◆ **RECORDS SHOWN**:
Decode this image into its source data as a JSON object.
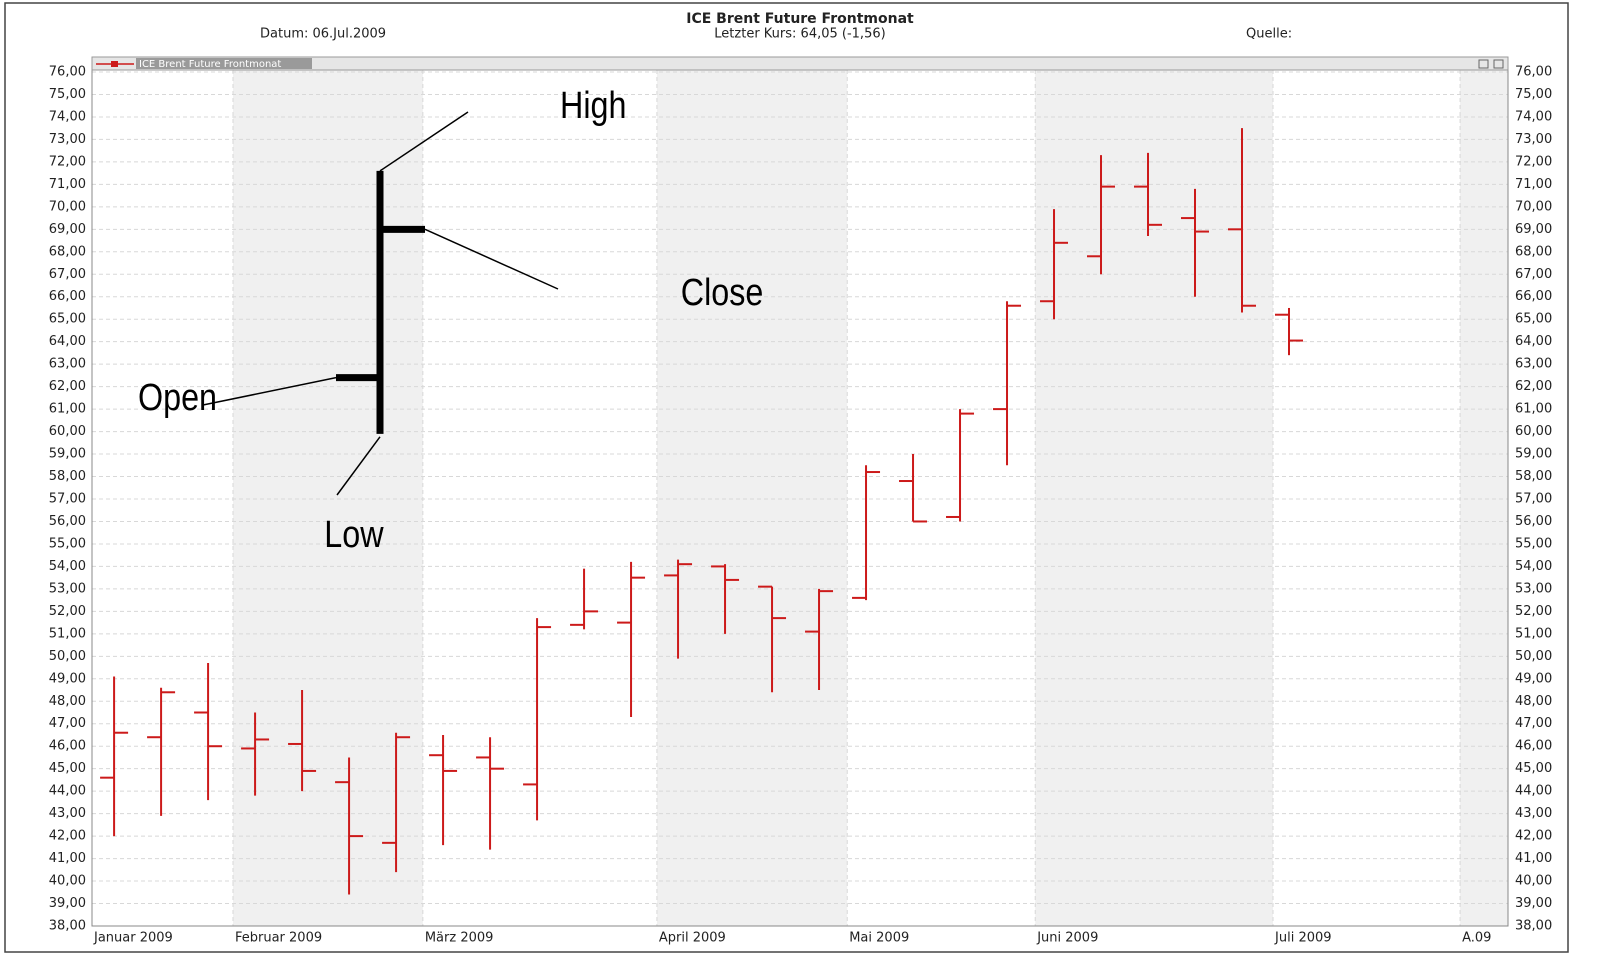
{
  "chart_data": {
    "type": "ohlc",
    "title": "ICE Brent Future Frontmonat",
    "date_label": "Datum: 06.Jul.2009",
    "last_price": "Letzter Kurs: 64,05 (-1,56)",
    "source": "Quelle:",
    "legend": "ICE Brent Future Frontmonat",
    "color": "#cc1a1a",
    "series": {
      "open": [
        44.6,
        46.4,
        47.5,
        45.9,
        46.1,
        44.4,
        41.7,
        45.6,
        45.5,
        44.3,
        51.4,
        51.5,
        53.6,
        54.0,
        53.1,
        51.1,
        52.6,
        57.8,
        56.2,
        61.0,
        65.8,
        67.8,
        70.9,
        69.5,
        69.0,
        65.2
      ],
      "high": [
        49.1,
        48.6,
        49.7,
        47.5,
        48.5,
        45.5,
        46.6,
        46.5,
        46.4,
        51.7,
        53.9,
        54.2,
        54.3,
        54.1,
        53.1,
        53.0,
        58.5,
        59.0,
        61.0,
        65.8,
        69.9,
        72.3,
        72.4,
        70.8,
        73.5,
        65.5
      ],
      "low": [
        42.0,
        42.9,
        43.6,
        43.8,
        44.0,
        39.4,
        40.4,
        41.6,
        41.4,
        42.7,
        51.2,
        47.3,
        49.9,
        51.0,
        48.4,
        48.5,
        52.5,
        56.0,
        56.0,
        58.5,
        65.0,
        67.0,
        68.7,
        66.0,
        65.3,
        63.4
      ],
      "close": [
        46.6,
        48.4,
        46.0,
        46.3,
        44.9,
        42.0,
        46.4,
        44.9,
        45.0,
        51.3,
        52.0,
        53.5,
        54.1,
        53.4,
        51.7,
        52.9,
        58.2,
        56.0,
        60.8,
        65.6,
        68.4,
        70.9,
        69.2,
        68.9,
        65.6,
        64.05
      ]
    },
    "example": {
      "open": 62.4,
      "high": 71.6,
      "low": 59.9,
      "close": 69.0,
      "labels": {
        "high": "High",
        "close": "Close",
        "open": "Open",
        "low": "Low"
      }
    },
    "xlim": [
      -0.47,
      29.66
    ],
    "xticks": [
      {
        "value": -0.47,
        "label": "Januar 2009"
      },
      {
        "value": 2.53,
        "label": "Februar 2009"
      },
      {
        "value": 6.57,
        "label": "März 2009"
      },
      {
        "value": 11.55,
        "label": "April 2009"
      },
      {
        "value": 15.6,
        "label": "Mai 2009"
      },
      {
        "value": 19.6,
        "label": "Juni 2009"
      },
      {
        "value": 24.66,
        "label": "Juli 2009"
      },
      {
        "value": 28.64,
        "label": "A.09"
      }
    ],
    "ylim": [
      38,
      76
    ],
    "yticks": [
      {
        "value": 38,
        "label": "38,00"
      },
      {
        "value": 39,
        "label": "39,00"
      },
      {
        "value": 40,
        "label": "40,00"
      },
      {
        "value": 41,
        "label": "41,00"
      },
      {
        "value": 42,
        "label": "42,00"
      },
      {
        "value": 43,
        "label": "43,00"
      },
      {
        "value": 44,
        "label": "44,00"
      },
      {
        "value": 45,
        "label": "45,00"
      },
      {
        "value": 46,
        "label": "46,00"
      },
      {
        "value": 47,
        "label": "47,00"
      },
      {
        "value": 48,
        "label": "48,00"
      },
      {
        "value": 49,
        "label": "49,00"
      },
      {
        "value": 50,
        "label": "50,00"
      },
      {
        "value": 51,
        "label": "51,00"
      },
      {
        "value": 52,
        "label": "52,00"
      },
      {
        "value": 53,
        "label": "53,00"
      },
      {
        "value": 54,
        "label": "54,00"
      },
      {
        "value": 55,
        "label": "55,00"
      },
      {
        "value": 56,
        "label": "56,00"
      },
      {
        "value": 57,
        "label": "57,00"
      },
      {
        "value": 58,
        "label": "58,00"
      },
      {
        "value": 59,
        "label": "59,00"
      },
      {
        "value": 60,
        "label": "60,00"
      },
      {
        "value": 61,
        "label": "61,00"
      },
      {
        "value": 62,
        "label": "62,00"
      },
      {
        "value": 63,
        "label": "63,00"
      },
      {
        "value": 64,
        "label": "64,00"
      },
      {
        "value": 65,
        "label": "65,00"
      },
      {
        "value": 66,
        "label": "66,00"
      },
      {
        "value": 67,
        "label": "67,00"
      },
      {
        "value": 68,
        "label": "68,00"
      },
      {
        "value": 69,
        "label": "69,00"
      },
      {
        "value": 70,
        "label": "70,00"
      },
      {
        "value": 71,
        "label": "71,00"
      },
      {
        "value": 72,
        "label": "72,00"
      },
      {
        "value": 73,
        "label": "73,00"
      },
      {
        "value": 74,
        "label": "74,00"
      },
      {
        "value": 75,
        "label": "75,00"
      },
      {
        "value": 76,
        "label": "76,00"
      }
    ],
    "grid": true,
    "alternate_month_shading": true
  }
}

◆ **REQUIRED WORK**: From the material above, copy everything exactly but the pictures.

◆ **ANSWER TO THIS PROBLEM**:
Decode this image into its source data as a JSON object.
{
  "chart_data": {
    "type": "ohlc",
    "title": "ICE Brent Future Frontmonat",
    "date_label": "Datum: 06.Jul.2009",
    "last_price": "Letzter Kurs: 64,05 (-1,56)",
    "source": "Quelle:",
    "legend": "ICE Brent Future Frontmonat",
    "color": "#cc1a1a",
    "series": {
      "open": [
        44.6,
        46.4,
        47.5,
        45.9,
        46.1,
        44.4,
        41.7,
        45.6,
        45.5,
        44.3,
        51.4,
        51.5,
        53.6,
        54.0,
        53.1,
        51.1,
        52.6,
        57.8,
        56.2,
        61.0,
        65.8,
        67.8,
        70.9,
        69.5,
        69.0,
        65.2
      ],
      "high": [
        49.1,
        48.6,
        49.7,
        47.5,
        48.5,
        45.5,
        46.6,
        46.5,
        46.4,
        51.7,
        53.9,
        54.2,
        54.3,
        54.1,
        53.1,
        53.0,
        58.5,
        59.0,
        61.0,
        65.8,
        69.9,
        72.3,
        72.4,
        70.8,
        73.5,
        65.5
      ],
      "low": [
        42.0,
        42.9,
        43.6,
        43.8,
        44.0,
        39.4,
        40.4,
        41.6,
        41.4,
        42.7,
        51.2,
        47.3,
        49.9,
        51.0,
        48.4,
        48.5,
        52.5,
        56.0,
        56.0,
        58.5,
        65.0,
        67.0,
        68.7,
        66.0,
        65.3,
        63.4
      ],
      "close": [
        46.6,
        48.4,
        46.0,
        46.3,
        44.9,
        42.0,
        46.4,
        44.9,
        45.0,
        51.3,
        52.0,
        53.5,
        54.1,
        53.4,
        51.7,
        52.9,
        58.2,
        56.0,
        60.8,
        65.6,
        68.4,
        70.9,
        69.2,
        68.9,
        65.6,
        64.05
      ]
    },
    "example": {
      "open": 62.4,
      "high": 71.6,
      "low": 59.9,
      "close": 69.0,
      "labels": {
        "high": "High",
        "close": "Close",
        "open": "Open",
        "low": "Low"
      }
    },
    "xlim": [
      -0.47,
      29.66
    ],
    "xticks": [
      {
        "value": -0.47,
        "label": "Januar 2009"
      },
      {
        "value": 2.53,
        "label": "Februar 2009"
      },
      {
        "value": 6.57,
        "label": "März 2009"
      },
      {
        "value": 11.55,
        "label": "April 2009"
      },
      {
        "value": 15.6,
        "label": "Mai 2009"
      },
      {
        "value": 19.6,
        "label": "Juni 2009"
      },
      {
        "value": 24.66,
        "label": "Juli 2009"
      },
      {
        "value": 28.64,
        "label": "A.09"
      }
    ],
    "ylim": [
      38,
      76
    ],
    "yticks": [
      {
        "value": 38,
        "label": "38,00"
      },
      {
        "value": 39,
        "label": "39,00"
      },
      {
        "value": 40,
        "label": "40,00"
      },
      {
        "value": 41,
        "label": "41,00"
      },
      {
        "value": 42,
        "label": "42,00"
      },
      {
        "value": 43,
        "label": "43,00"
      },
      {
        "value": 44,
        "label": "44,00"
      },
      {
        "value": 45,
        "label": "45,00"
      },
      {
        "value": 46,
        "label": "46,00"
      },
      {
        "value": 47,
        "label": "47,00"
      },
      {
        "value": 48,
        "label": "48,00"
      },
      {
        "value": 49,
        "label": "49,00"
      },
      {
        "value": 50,
        "label": "50,00"
      },
      {
        "value": 51,
        "label": "51,00"
      },
      {
        "value": 52,
        "label": "52,00"
      },
      {
        "value": 53,
        "label": "53,00"
      },
      {
        "value": 54,
        "label": "54,00"
      },
      {
        "value": 55,
        "label": "55,00"
      },
      {
        "value": 56,
        "label": "56,00"
      },
      {
        "value": 57,
        "label": "57,00"
      },
      {
        "value": 58,
        "label": "58,00"
      },
      {
        "value": 59,
        "label": "59,00"
      },
      {
        "value": 60,
        "label": "60,00"
      },
      {
        "value": 61,
        "label": "61,00"
      },
      {
        "value": 62,
        "label": "62,00"
      },
      {
        "value": 63,
        "label": "63,00"
      },
      {
        "value": 64,
        "label": "64,00"
      },
      {
        "value": 65,
        "label": "65,00"
      },
      {
        "value": 66,
        "label": "66,00"
      },
      {
        "value": 67,
        "label": "67,00"
      },
      {
        "value": 68,
        "label": "68,00"
      },
      {
        "value": 69,
        "label": "69,00"
      },
      {
        "value": 70,
        "label": "70,00"
      },
      {
        "value": 71,
        "label": "71,00"
      },
      {
        "value": 72,
        "label": "72,00"
      },
      {
        "value": 73,
        "label": "73,00"
      },
      {
        "value": 74,
        "label": "74,00"
      },
      {
        "value": 75,
        "label": "75,00"
      },
      {
        "value": 76,
        "label": "76,00"
      }
    ],
    "grid": true,
    "alternate_month_shading": true
  }
}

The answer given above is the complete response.